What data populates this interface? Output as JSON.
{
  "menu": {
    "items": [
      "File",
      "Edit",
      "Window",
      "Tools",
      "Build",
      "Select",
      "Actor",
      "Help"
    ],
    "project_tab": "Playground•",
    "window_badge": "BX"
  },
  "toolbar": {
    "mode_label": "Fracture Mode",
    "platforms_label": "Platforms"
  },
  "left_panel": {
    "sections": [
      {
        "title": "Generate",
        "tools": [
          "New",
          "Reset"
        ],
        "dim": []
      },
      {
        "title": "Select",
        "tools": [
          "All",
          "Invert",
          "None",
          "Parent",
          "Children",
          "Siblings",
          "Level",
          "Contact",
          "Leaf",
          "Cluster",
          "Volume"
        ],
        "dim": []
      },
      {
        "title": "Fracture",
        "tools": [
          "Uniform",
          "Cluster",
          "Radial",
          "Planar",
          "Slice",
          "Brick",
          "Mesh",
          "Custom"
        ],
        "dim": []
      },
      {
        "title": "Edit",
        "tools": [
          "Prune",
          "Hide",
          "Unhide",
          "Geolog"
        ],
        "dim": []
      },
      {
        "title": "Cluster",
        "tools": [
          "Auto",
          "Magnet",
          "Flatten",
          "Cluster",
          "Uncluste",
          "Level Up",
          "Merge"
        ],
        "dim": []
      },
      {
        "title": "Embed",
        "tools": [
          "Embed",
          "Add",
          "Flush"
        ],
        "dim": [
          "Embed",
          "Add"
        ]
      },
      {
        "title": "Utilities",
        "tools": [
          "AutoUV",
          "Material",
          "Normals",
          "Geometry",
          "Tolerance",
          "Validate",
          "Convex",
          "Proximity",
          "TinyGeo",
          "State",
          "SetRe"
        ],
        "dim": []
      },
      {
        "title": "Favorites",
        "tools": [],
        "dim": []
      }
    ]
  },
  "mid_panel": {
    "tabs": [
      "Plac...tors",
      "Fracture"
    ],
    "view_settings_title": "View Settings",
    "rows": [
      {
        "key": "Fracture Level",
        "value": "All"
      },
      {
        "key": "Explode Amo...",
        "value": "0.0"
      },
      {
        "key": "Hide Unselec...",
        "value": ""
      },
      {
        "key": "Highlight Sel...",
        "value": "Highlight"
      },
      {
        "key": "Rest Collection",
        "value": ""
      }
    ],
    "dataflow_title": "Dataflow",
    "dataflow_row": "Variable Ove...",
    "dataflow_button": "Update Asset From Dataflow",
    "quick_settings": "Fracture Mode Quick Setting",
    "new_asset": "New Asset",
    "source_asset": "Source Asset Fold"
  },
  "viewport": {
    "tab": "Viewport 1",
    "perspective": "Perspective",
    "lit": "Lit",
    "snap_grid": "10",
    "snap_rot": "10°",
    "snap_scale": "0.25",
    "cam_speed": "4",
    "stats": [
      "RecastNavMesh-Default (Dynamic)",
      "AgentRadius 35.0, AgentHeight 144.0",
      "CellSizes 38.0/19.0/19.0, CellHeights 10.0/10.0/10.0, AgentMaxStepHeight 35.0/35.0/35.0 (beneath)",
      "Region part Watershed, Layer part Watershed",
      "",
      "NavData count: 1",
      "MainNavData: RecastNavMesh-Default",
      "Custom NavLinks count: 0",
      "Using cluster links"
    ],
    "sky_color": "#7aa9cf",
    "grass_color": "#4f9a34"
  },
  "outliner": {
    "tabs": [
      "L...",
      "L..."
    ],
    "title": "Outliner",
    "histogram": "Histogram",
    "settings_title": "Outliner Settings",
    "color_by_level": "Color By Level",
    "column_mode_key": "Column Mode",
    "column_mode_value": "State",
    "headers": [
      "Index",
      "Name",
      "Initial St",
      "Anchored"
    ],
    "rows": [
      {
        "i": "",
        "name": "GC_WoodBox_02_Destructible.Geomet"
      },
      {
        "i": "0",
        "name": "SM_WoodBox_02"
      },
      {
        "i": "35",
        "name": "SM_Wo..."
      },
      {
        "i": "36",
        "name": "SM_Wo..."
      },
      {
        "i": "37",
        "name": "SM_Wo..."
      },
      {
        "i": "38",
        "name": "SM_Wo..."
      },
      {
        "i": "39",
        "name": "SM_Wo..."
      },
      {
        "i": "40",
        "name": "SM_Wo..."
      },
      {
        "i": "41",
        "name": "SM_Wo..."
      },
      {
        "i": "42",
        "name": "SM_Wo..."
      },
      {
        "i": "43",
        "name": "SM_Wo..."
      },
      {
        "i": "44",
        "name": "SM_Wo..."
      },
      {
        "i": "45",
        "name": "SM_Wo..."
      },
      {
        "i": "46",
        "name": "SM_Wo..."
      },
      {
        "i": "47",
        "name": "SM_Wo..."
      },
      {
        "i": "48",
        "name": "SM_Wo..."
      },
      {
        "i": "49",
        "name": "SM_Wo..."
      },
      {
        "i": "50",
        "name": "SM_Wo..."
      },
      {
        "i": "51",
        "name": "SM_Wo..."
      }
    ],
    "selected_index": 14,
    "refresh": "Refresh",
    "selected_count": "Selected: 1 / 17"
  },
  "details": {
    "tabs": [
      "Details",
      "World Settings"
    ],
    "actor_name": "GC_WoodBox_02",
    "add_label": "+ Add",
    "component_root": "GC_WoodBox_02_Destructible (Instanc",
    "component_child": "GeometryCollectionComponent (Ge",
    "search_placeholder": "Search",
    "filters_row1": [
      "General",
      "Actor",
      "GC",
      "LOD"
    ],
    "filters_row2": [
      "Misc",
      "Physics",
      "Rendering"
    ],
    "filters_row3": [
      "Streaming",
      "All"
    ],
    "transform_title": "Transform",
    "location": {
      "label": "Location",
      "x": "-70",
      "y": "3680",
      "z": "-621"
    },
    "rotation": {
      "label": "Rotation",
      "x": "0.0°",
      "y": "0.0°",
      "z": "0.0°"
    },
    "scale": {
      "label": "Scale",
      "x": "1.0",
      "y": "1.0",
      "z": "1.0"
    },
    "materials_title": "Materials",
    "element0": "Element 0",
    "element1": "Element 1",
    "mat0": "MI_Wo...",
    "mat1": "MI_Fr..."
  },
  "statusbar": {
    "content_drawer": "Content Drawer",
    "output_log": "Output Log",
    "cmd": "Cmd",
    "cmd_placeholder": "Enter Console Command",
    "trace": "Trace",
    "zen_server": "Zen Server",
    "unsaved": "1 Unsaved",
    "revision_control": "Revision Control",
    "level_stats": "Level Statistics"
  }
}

AIM OF THE EXERCISE: Copy out the whole listing exactly.

SOLVED EXERCISE:
What data populates this interface? Output as JSON.
{
  "menu": {
    "items": [
      "File",
      "Edit",
      "Window",
      "Tools",
      "Build",
      "Select",
      "Actor",
      "Help"
    ],
    "project_tab": "Playground•",
    "window_badge": "BX"
  },
  "toolbar": {
    "mode_label": "Fracture Mode",
    "platforms_label": "Platforms"
  },
  "left_panel": {
    "sections": [
      {
        "title": "Generate",
        "tools": [
          "New",
          "Reset"
        ],
        "dim": []
      },
      {
        "title": "Select",
        "tools": [
          "All",
          "Invert",
          "None",
          "Parent",
          "Children",
          "Siblings",
          "Level",
          "Contact",
          "Leaf",
          "Cluster",
          "Volume"
        ],
        "dim": []
      },
      {
        "title": "Fracture",
        "tools": [
          "Uniform",
          "Cluster",
          "Radial",
          "Planar",
          "Slice",
          "Brick",
          "Mesh",
          "Custom"
        ],
        "dim": []
      },
      {
        "title": "Edit",
        "tools": [
          "Prune",
          "Hide",
          "Unhide",
          "Geolog"
        ],
        "dim": []
      },
      {
        "title": "Cluster",
        "tools": [
          "Auto",
          "Magnet",
          "Flatten",
          "Cluster",
          "Uncluste",
          "Level Up",
          "Merge"
        ],
        "dim": []
      },
      {
        "title": "Embed",
        "tools": [
          "Embed",
          "Add",
          "Flush"
        ],
        "dim": [
          "Embed",
          "Add"
        ]
      },
      {
        "title": "Utilities",
        "tools": [
          "AutoUV",
          "Material",
          "Normals",
          "Geometry",
          "Tolerance",
          "Validate",
          "Convex",
          "Proximity",
          "TinyGeo",
          "State",
          "SetRe"
        ],
        "dim": []
      },
      {
        "title": "Favorites",
        "tools": [],
        "dim": []
      }
    ]
  },
  "mid_panel": {
    "tabs": [
      "Plac...tors",
      "Fracture"
    ],
    "view_settings_title": "View Settings",
    "rows": [
      {
        "key": "Fracture Level",
        "value": "All"
      },
      {
        "key": "Explode Amo...",
        "value": "0.0"
      },
      {
        "key": "Hide Unselec...",
        "value": ""
      },
      {
        "key": "Highlight Sel...",
        "value": "Highlight"
      },
      {
        "key": "Rest Collection",
        "value": ""
      }
    ],
    "dataflow_title": "Dataflow",
    "dataflow_row": "Variable Ove...",
    "dataflow_button": "Update Asset From Dataflow",
    "quick_settings": "Fracture Mode Quick Setting",
    "new_asset": "New Asset",
    "source_asset": "Source Asset Fold"
  },
  "viewport": {
    "tab": "Viewport 1",
    "perspective": "Perspective",
    "lit": "Lit",
    "snap_grid": "10",
    "snap_rot": "10°",
    "snap_scale": "0.25",
    "cam_speed": "4",
    "stats": [
      "RecastNavMesh-Default (Dynamic)",
      "AgentRadius 35.0, AgentHeight 144.0",
      "CellSizes 38.0/19.0/19.0, CellHeights 10.0/10.0/10.0, AgentMaxStepHeight 35.0/35.0/35.0 (beneath)",
      "Region part Watershed, Layer part Watershed",
      "",
      "NavData count: 1",
      "MainNavData: RecastNavMesh-Default",
      "Custom NavLinks count: 0",
      "Using cluster links"
    ],
    "sky_color": "#7aa9cf",
    "grass_color": "#4f9a34"
  },
  "outliner": {
    "tabs": [
      "L...",
      "L..."
    ],
    "title": "Outliner",
    "histogram": "Histogram",
    "settings_title": "Outliner Settings",
    "color_by_level": "Color By Level",
    "column_mode_key": "Column Mode",
    "column_mode_value": "State",
    "headers": [
      "Index",
      "Name",
      "Initial St",
      "Anchored"
    ],
    "rows": [
      {
        "i": "",
        "name": "GC_WoodBox_02_Destructible.Geomet"
      },
      {
        "i": "0",
        "name": "SM_WoodBox_02"
      },
      {
        "i": "35",
        "name": "SM_Wo..."
      },
      {
        "i": "36",
        "name": "SM_Wo..."
      },
      {
        "i": "37",
        "name": "SM_Wo..."
      },
      {
        "i": "38",
        "name": "SM_Wo..."
      },
      {
        "i": "39",
        "name": "SM_Wo..."
      },
      {
        "i": "40",
        "name": "SM_Wo..."
      },
      {
        "i": "41",
        "name": "SM_Wo..."
      },
      {
        "i": "42",
        "name": "SM_Wo..."
      },
      {
        "i": "43",
        "name": "SM_Wo..."
      },
      {
        "i": "44",
        "name": "SM_Wo..."
      },
      {
        "i": "45",
        "name": "SM_Wo..."
      },
      {
        "i": "46",
        "name": "SM_Wo..."
      },
      {
        "i": "47",
        "name": "SM_Wo..."
      },
      {
        "i": "48",
        "name": "SM_Wo..."
      },
      {
        "i": "49",
        "name": "SM_Wo..."
      },
      {
        "i": "50",
        "name": "SM_Wo..."
      },
      {
        "i": "51",
        "name": "SM_Wo..."
      }
    ],
    "selected_index": 14,
    "refresh": "Refresh",
    "selected_count": "Selected: 1 / 17"
  },
  "details": {
    "tabs": [
      "Details",
      "World Settings"
    ],
    "actor_name": "GC_WoodBox_02",
    "add_label": "+ Add",
    "component_root": "GC_WoodBox_02_Destructible (Instanc",
    "component_child": "GeometryCollectionComponent (Ge",
    "search_placeholder": "Search",
    "filters_row1": [
      "General",
      "Actor",
      "GC",
      "LOD"
    ],
    "filters_row2": [
      "Misc",
      "Physics",
      "Rendering"
    ],
    "filters_row3": [
      "Streaming",
      "All"
    ],
    "transform_title": "Transform",
    "location": {
      "label": "Location",
      "x": "-70",
      "y": "3680",
      "z": "-621"
    },
    "rotation": {
      "label": "Rotation",
      "x": "0.0°",
      "y": "0.0°",
      "z": "0.0°"
    },
    "scale": {
      "label": "Scale",
      "x": "1.0",
      "y": "1.0",
      "z": "1.0"
    },
    "materials_title": "Materials",
    "element0": "Element 0",
    "element1": "Element 1",
    "mat0": "MI_Wo...",
    "mat1": "MI_Fr..."
  },
  "statusbar": {
    "content_drawer": "Content Drawer",
    "output_log": "Output Log",
    "cmd": "Cmd",
    "cmd_placeholder": "Enter Console Command",
    "trace": "Trace",
    "zen_server": "Zen Server",
    "unsaved": "1 Unsaved",
    "revision_control": "Revision Control",
    "level_stats": "Level Statistics"
  }
}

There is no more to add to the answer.